■ **Exercise aim**:
Pick out the lines containing "кроватки".

■ **Records for this exercise**:
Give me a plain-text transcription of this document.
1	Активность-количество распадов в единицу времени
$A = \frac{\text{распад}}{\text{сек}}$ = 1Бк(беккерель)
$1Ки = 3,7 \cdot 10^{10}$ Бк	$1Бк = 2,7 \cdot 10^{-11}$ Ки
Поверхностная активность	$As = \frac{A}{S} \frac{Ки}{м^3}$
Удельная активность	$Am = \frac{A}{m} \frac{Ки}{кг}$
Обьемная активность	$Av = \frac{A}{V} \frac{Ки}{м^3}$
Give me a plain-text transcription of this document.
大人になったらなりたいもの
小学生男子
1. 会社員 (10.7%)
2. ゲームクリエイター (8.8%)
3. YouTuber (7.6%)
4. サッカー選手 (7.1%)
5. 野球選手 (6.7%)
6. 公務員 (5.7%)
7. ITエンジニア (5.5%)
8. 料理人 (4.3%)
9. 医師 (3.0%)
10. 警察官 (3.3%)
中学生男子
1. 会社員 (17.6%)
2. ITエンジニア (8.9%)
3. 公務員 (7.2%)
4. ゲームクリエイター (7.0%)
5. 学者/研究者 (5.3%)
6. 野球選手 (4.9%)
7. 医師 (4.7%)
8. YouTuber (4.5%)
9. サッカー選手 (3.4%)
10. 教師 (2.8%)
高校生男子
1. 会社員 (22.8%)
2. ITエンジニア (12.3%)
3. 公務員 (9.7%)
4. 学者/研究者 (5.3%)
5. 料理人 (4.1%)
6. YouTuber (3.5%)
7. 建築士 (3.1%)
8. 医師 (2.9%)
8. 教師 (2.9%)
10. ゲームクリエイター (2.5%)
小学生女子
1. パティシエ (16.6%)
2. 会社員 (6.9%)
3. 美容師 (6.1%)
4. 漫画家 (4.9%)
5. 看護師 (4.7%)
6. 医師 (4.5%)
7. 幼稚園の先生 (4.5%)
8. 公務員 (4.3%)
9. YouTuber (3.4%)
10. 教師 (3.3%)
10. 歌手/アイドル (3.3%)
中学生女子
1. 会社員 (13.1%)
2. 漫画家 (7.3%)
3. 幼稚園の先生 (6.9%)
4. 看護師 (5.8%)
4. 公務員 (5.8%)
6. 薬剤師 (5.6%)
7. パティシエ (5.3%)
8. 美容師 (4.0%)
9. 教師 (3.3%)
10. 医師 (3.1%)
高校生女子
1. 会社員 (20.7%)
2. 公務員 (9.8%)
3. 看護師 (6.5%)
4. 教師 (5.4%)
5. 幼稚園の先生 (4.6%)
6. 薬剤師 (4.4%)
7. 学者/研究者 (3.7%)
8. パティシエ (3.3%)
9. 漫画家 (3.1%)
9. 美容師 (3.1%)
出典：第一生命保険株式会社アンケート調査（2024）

* * *

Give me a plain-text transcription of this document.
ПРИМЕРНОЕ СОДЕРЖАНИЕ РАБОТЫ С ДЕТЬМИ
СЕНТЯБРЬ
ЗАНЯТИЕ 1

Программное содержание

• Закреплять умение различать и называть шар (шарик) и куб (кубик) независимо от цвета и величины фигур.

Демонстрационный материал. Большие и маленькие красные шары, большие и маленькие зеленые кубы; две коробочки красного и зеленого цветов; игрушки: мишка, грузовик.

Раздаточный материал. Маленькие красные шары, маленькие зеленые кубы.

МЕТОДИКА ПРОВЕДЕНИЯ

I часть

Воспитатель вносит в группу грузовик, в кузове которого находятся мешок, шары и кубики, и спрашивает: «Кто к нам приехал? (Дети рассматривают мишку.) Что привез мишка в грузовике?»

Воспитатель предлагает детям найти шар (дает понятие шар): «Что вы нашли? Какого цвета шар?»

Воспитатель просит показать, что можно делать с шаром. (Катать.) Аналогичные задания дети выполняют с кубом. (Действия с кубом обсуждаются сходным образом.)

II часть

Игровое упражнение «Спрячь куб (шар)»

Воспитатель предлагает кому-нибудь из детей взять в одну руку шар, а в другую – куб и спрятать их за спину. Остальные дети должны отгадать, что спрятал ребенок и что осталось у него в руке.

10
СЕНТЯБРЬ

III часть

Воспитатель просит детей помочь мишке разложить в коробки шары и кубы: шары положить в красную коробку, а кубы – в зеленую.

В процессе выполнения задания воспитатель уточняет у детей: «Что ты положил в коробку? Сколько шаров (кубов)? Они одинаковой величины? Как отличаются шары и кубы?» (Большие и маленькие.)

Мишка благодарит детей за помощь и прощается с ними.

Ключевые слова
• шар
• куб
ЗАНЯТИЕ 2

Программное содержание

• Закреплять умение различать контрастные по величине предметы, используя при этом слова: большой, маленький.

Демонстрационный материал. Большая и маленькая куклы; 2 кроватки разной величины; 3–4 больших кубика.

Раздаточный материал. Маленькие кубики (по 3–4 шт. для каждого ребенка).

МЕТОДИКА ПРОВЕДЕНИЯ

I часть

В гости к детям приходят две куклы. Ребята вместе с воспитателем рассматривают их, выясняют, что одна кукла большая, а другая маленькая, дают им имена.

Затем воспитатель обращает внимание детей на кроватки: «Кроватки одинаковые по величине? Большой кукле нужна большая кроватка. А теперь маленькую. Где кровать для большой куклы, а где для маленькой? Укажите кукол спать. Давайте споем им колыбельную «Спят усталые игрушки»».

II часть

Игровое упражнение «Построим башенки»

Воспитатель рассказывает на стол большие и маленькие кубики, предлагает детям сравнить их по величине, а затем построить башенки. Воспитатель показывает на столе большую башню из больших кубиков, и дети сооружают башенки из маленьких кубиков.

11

■ **Answer to this problem**:
Демонстрационный материал. Большая и маленькая куклы; 2 кроватки разной величины; 3–4 больших кубика.
Затем воспитатель обращает внимание детей на кроватки: «Кроватки одинаковые по величине? Большой кукле нужна большая кроватка. А теперь маленькую. Где кровать для большой куклы, а где для маленькой? Укажите кукол спать. Давайте споем им колыбельную «Спят усталые игрушки»».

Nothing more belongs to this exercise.